◆ **GIVEN REQUEST**
Identify the lines that contain the string "Ethereum" and copy all of them.

Records excerpted from a collection:
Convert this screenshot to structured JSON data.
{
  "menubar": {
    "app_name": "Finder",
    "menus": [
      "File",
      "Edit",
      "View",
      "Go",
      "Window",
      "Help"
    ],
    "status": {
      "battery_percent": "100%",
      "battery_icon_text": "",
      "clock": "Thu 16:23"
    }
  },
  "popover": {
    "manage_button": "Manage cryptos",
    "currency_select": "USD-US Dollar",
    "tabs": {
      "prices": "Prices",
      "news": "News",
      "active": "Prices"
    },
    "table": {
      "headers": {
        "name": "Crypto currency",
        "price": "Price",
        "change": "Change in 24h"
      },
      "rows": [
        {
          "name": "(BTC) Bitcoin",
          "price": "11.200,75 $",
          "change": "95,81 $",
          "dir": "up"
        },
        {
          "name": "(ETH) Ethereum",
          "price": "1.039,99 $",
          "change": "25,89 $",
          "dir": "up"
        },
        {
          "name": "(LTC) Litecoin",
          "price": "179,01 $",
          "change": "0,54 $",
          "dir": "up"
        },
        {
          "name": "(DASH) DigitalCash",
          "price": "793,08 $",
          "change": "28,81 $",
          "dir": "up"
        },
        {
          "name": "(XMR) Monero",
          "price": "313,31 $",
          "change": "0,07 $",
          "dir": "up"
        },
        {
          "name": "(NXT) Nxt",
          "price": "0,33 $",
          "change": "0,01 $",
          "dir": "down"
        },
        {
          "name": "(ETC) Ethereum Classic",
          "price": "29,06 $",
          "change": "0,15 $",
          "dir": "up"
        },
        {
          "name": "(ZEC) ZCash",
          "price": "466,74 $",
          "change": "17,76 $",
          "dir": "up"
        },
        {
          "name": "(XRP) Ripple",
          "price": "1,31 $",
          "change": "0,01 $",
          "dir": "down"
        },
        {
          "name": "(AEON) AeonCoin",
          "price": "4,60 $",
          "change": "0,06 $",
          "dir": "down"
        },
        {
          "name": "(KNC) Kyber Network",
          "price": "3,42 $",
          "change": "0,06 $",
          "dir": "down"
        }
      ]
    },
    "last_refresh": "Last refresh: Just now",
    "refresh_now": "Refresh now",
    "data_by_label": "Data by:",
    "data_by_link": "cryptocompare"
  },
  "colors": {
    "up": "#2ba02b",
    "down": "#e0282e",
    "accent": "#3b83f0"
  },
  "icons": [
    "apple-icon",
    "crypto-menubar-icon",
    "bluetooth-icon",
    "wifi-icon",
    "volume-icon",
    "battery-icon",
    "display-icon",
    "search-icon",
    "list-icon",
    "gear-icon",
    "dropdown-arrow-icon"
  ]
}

◆ **SOLUTION BELOW**
          "name": "(ETH) Ethereum",
          "name": "(ETC) Ethereum Classic",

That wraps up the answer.